**Listing:**
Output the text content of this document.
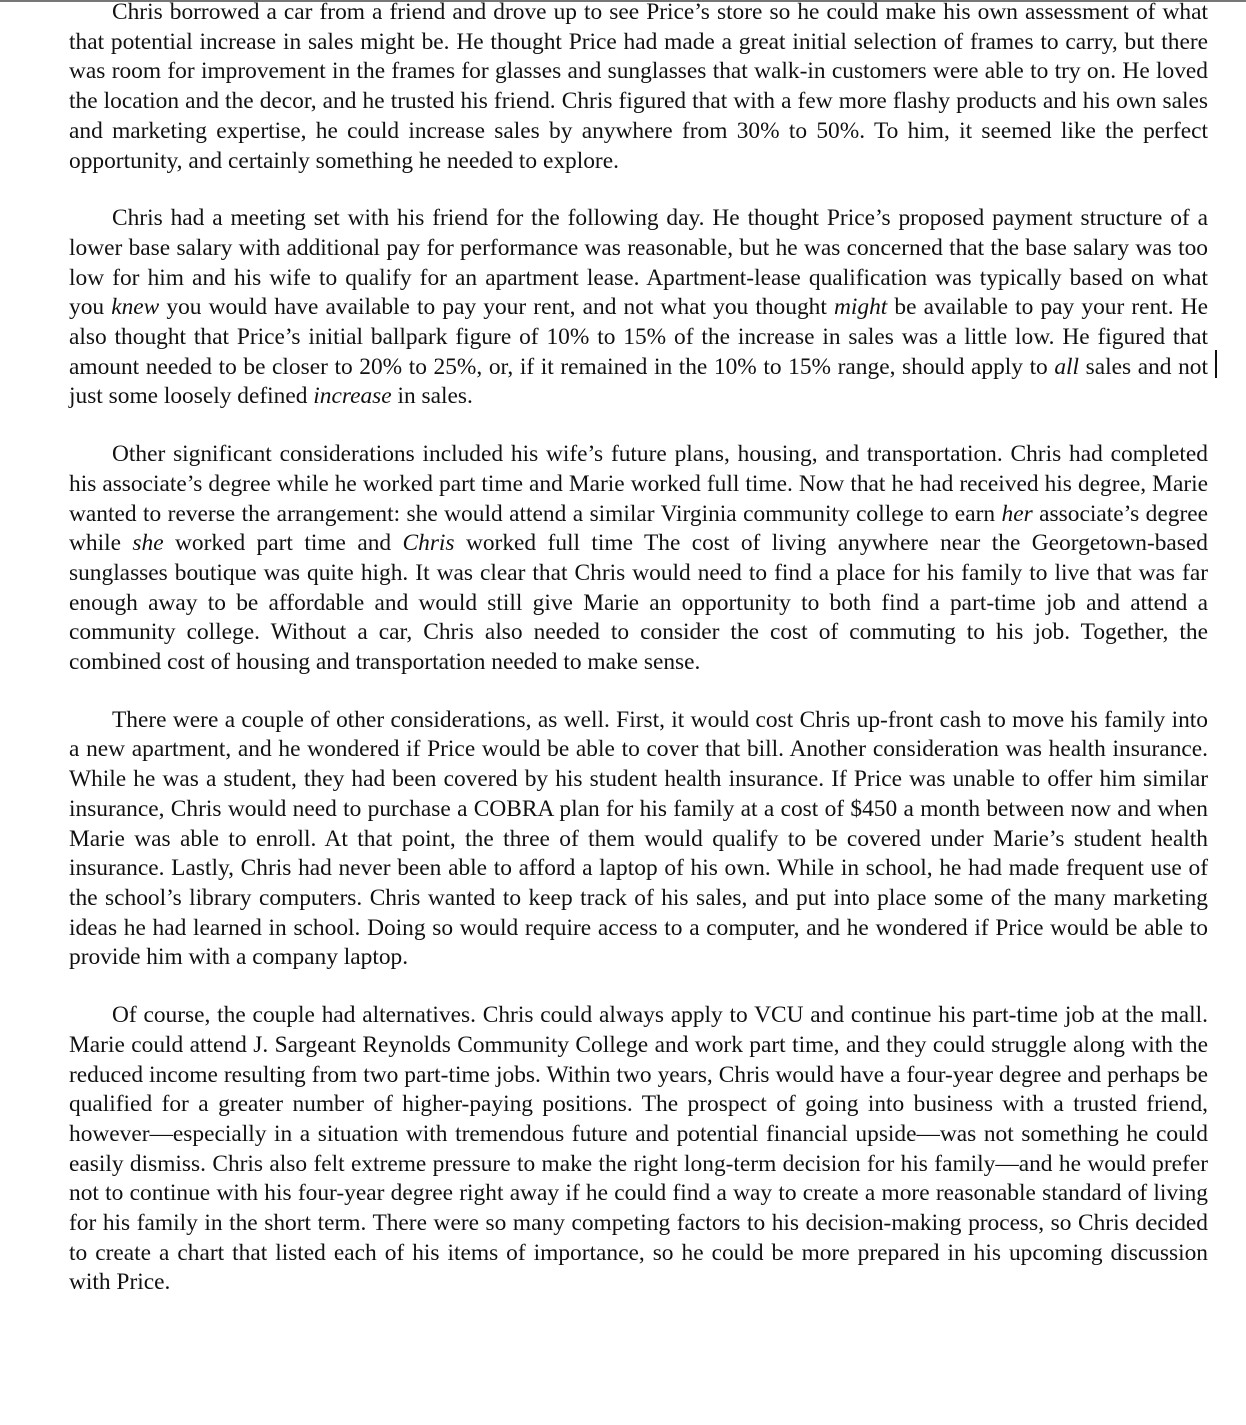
Chris borrowed a car from a friend and drove up to see Price’s store so he could make his own assessment of what that potential increase in sales might be. He thought Price had made a great initial selection of frames to carry, but there was room for improvement in the frames for glasses and sunglasses that walk-in customers were able to try on. He loved the location and the decor, and he trusted his friend. Chris figured that with a few more flashy products and his own sales and marketing expertise, he could increase sales by anywhere from 30% to 50%. To him, it seemed like the perfect opportunity, and certainly something he needed to explore.

Chris had a meeting set with his friend for the following day. He thought Price’s proposed payment structure of a lower base salary with additional pay for performance was reasonable, but he was concerned that the base salary was too low for him and his wife to qualify for an apartment lease. Apartment-lease qualification was typically based on what you knew you would have available to pay your rent, and not what you thought might be available to pay your rent. He also thought that Price’s initial ballpark figure of 10% to 15% of the increase in sales was a little low. He figured that amount needed to be closer to 20% to 25%, or, if it remained in the 10% to 15% range, should apply to all sales and not just some loosely defined increase in sales.

Other significant considerations included his wife’s future plans, housing, and transportation. Chris had completed his associate’s degree while he worked part time and Marie worked full time. Now that he had received his degree, Marie wanted to reverse the arrangement: she would attend a similar Virginia community college to earn her associate’s degree while she worked part time and Chris worked full time The cost of living anywhere near the Georgetown-based sunglasses boutique was quite high. It was clear that Chris would need to find a place for his family to live that was far enough away to be affordable and would still give Marie an opportunity to both find a part-time job and attend a community college. Without a car, Chris also needed to consider the cost of commuting to his job. Together, the combined cost of housing and transportation needed to make sense.

There were a couple of other considerations, as well. First, it would cost Chris up-front cash to move his family into a new apartment, and he wondered if Price would be able to cover that bill. Another consideration was health insurance. While he was a student, they had been covered by his student health insurance. If Price was unable to offer him similar insurance, Chris would need to purchase a COBRA plan for his family at a cost of $450 a month between now and when Marie was able to enroll. At that point, the three of them would qualify to be covered under Marie’s student health insurance. Lastly, Chris had never been able to afford a laptop of his own. While in school, he had made frequent use of the school’s library computers. Chris wanted to keep track of his sales, and put into place some of the many marketing ideas he had learned in school. Doing so would require access to a computer, and he wondered if Price would be able to provide him with a company laptop.

Of course, the couple had alternatives. Chris could always apply to VCU and continue his part-time job at the mall. Marie could attend J. Sargeant Reynolds Community College and work part time, and they could struggle along with the reduced income resulting from two part-time jobs. Within two years, Chris would have a four-year degree and perhaps be qualified for a greater number of higher-paying positions. The prospect of going into business with a trusted friend, however—especially in a situation with tremendous future and potential financial upside—was not something he could easily dismiss. Chris also felt extreme pressure to make the right long-term decision for his family—and he would prefer not to continue with his four-year degree right away if he could find a way to create a more reasonable standard of living for his family in the short term. There were so many competing factors to his decision-making process, so Chris decided to create a chart that listed each of his items of importance, so he could be more prepared in his upcoming discussion with Price.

**Goal:** Omit every picture while copying the listing above exactly.

**Written answer:**
Output the text content of this document.
Chris borrowed a car from a friend and drove up to see Price’s store so he could make his own assessment of what that potential increase in sales might be. He thought Price had made a great initial selection of frames to carry, but there was room for improvement in the frames for glasses and sunglasses that walk-in customers were able to try on. He loved the location and the decor, and he trusted his friend. Chris figured that with a few more flashy products and his own sales and marketing expertise, he could increase sales by anywhere from 30% to 50%. To him, it seemed like the perfect opportunity, and certainly something he needed to explore.

Chris had a meeting set with his friend for the following day. He thought Price’s proposed payment structure of a lower base salary with additional pay for performance was reasonable, but he was concerned that the base salary was too low for him and his wife to qualify for an apartment lease. Apartment-lease qualification was typically based on what you knew you would have available to pay your rent, and not what you thought might be available to pay your rent. He also thought that Price’s initial ballpark figure of 10% to 15% of the increase in sales was a little low. He figured that amount needed to be closer to 20% to 25%, or, if it remained in the 10% to 15% range, should apply to all sales and not just some loosely defined increase in sales.

Other significant considerations included his wife’s future plans, housing, and transportation. Chris had completed his associate’s degree while he worked part time and Marie worked full time. Now that he had received his degree, Marie wanted to reverse the arrangement: she would attend a similar Virginia community college to earn her associate’s degree while she worked part time and Chris worked full time The cost of living anywhere near the Georgetown-based sunglasses boutique was quite high. It was clear that Chris would need to find a place for his family to live that was far enough away to be affordable and would still give Marie an opportunity to both find a part-time job and attend a community college. Without a car, Chris also needed to consider the cost of commuting to his job. Together, the combined cost of housing and transportation needed to make sense.

There were a couple of other considerations, as well. First, it would cost Chris up-front cash to move his family into a new apartment, and he wondered if Price would be able to cover that bill. Another consideration was health insurance. While he was a student, they had been covered by his student health insurance. If Price was unable to offer him similar insurance, Chris would need to purchase a COBRA plan for his family at a cost of $450 a month between now and when Marie was able to enroll. At that point, the three of them would qualify to be covered under Marie’s student health insurance. Lastly, Chris had never been able to afford a laptop of his own. While in school, he had made frequent use of the school’s library computers. Chris wanted to keep track of his sales, and put into place some of the many marketing ideas he had learned in school. Doing so would require access to a computer, and he wondered if Price would be able to provide him with a company laptop.

Of course, the couple had alternatives. Chris could always apply to VCU and continue his part-time job at the mall. Marie could attend J. Sargeant Reynolds Community College and work part time, and they could struggle along with the reduced income resulting from two part-time jobs. Within two years, Chris would have a four-year degree and perhaps be qualified for a greater number of higher-paying positions. The prospect of going into business with a trusted friend, however—especially in a situation with tremendous future and potential financial upside—was not something he could easily dismiss. Chris also felt extreme pressure to make the right long-term decision for his family—and he would prefer not to continue with his four-year degree right away if he could find a way to create a more reasonable standard of living for his family in the short term. There were so many competing factors to his decision-making process, so Chris decided to create a chart that listed each of his items of importance, so he could be more prepared in his upcoming discussion with Price.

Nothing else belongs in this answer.